What this task involves:
Pull out the records below word for word, starting at the very first line and ending at the line that contains "rulebook-icon <box>31 445 83 477</box>". Include both of those lines.

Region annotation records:
--*--

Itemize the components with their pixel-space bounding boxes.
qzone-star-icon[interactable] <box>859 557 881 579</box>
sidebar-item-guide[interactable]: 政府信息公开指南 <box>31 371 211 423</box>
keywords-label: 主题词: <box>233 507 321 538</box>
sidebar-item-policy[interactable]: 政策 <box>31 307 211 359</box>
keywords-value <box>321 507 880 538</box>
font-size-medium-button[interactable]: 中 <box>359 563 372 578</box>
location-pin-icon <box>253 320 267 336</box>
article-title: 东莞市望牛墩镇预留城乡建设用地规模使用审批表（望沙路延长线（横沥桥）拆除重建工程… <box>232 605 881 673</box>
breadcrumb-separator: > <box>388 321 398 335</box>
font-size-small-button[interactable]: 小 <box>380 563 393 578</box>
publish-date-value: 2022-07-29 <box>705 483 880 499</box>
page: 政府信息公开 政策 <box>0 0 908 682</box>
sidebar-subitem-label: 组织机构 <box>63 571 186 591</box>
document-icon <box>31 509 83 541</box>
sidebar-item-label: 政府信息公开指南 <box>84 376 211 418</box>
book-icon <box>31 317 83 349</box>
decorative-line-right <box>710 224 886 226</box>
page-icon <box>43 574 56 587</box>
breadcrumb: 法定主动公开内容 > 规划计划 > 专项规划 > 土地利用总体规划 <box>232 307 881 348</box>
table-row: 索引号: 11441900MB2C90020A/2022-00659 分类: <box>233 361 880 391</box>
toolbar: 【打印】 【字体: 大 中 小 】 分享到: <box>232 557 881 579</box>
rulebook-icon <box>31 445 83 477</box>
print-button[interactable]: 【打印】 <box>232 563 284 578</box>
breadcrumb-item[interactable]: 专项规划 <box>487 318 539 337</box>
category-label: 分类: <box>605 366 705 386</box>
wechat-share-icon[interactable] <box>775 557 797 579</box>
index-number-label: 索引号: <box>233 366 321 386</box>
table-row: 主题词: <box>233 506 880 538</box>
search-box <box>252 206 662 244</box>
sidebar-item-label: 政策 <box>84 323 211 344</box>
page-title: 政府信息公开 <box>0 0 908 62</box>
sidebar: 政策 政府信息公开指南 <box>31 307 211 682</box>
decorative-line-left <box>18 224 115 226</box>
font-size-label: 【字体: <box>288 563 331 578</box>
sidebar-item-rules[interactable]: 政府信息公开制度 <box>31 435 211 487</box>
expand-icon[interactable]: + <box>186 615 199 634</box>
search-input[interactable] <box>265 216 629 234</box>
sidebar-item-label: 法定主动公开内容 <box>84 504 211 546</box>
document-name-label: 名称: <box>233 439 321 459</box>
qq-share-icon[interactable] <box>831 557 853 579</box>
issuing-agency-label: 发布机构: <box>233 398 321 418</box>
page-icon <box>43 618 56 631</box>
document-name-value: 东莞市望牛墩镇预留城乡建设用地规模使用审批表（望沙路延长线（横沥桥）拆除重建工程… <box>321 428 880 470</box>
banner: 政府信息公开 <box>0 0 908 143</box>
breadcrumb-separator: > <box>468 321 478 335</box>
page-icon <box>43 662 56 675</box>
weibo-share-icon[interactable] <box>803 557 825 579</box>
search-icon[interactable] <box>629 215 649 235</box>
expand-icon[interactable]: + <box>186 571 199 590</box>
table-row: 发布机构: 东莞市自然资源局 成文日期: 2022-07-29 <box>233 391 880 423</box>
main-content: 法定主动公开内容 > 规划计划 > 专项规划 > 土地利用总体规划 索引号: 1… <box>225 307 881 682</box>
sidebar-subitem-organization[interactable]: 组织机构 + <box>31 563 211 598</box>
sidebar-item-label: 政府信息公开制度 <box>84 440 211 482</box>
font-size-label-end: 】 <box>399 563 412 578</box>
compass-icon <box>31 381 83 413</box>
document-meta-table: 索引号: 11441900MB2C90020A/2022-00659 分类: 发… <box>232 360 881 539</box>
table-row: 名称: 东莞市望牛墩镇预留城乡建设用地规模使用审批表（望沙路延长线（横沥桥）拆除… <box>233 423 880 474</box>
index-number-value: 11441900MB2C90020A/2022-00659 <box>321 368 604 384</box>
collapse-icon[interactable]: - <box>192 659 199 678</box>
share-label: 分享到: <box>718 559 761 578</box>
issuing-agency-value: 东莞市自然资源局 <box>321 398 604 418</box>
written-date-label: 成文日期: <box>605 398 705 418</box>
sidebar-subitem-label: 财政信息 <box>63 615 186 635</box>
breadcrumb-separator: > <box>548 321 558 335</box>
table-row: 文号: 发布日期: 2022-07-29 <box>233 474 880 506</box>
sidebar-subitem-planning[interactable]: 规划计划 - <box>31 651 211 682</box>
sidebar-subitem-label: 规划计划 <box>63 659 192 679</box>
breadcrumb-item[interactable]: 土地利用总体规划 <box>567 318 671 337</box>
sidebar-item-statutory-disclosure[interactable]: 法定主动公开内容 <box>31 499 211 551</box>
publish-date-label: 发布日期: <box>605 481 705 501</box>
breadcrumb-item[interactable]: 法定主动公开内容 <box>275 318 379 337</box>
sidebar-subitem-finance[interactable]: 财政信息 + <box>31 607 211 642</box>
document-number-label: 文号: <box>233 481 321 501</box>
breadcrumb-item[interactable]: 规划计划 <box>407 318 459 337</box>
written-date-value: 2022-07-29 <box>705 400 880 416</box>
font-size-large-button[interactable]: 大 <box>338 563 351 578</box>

--*--

Problem solution:
Itemize the components with their pixel-space bounding boxes.
qzone-star-icon[interactable] <box>859 557 881 579</box>
sidebar-item-guide[interactable]: 政府信息公开指南 <box>31 371 211 423</box>
keywords-label: 主题词: <box>233 507 321 538</box>
sidebar-item-policy[interactable]: 政策 <box>31 307 211 359</box>
keywords-value <box>321 507 880 538</box>
font-size-medium-button[interactable]: 中 <box>359 563 372 578</box>
location-pin-icon <box>253 320 267 336</box>
article-title: 东莞市望牛墩镇预留城乡建设用地规模使用审批表（望沙路延长线（横沥桥）拆除重建工程… <box>232 605 881 673</box>
breadcrumb-separator: > <box>388 321 398 335</box>
font-size-small-button[interactable]: 小 <box>380 563 393 578</box>
publish-date-value: 2022-07-29 <box>705 483 880 499</box>
page: 政府信息公开 政策 <box>0 0 908 682</box>
sidebar-subitem-label: 组织机构 <box>63 571 186 591</box>
document-icon <box>31 509 83 541</box>
sidebar-item-label: 政府信息公开指南 <box>84 376 211 418</box>
book-icon <box>31 317 83 349</box>
decorative-line-right <box>710 224 886 226</box>
page-icon <box>43 574 56 587</box>
breadcrumb: 法定主动公开内容 > 规划计划 > 专项规划 > 土地利用总体规划 <box>232 307 881 348</box>
table-row: 索引号: 11441900MB2C90020A/2022-00659 分类: <box>233 361 880 391</box>
toolbar: 【打印】 【字体: 大 中 小 】 分享到: <box>232 557 881 579</box>
rulebook-icon <box>31 445 83 477</box>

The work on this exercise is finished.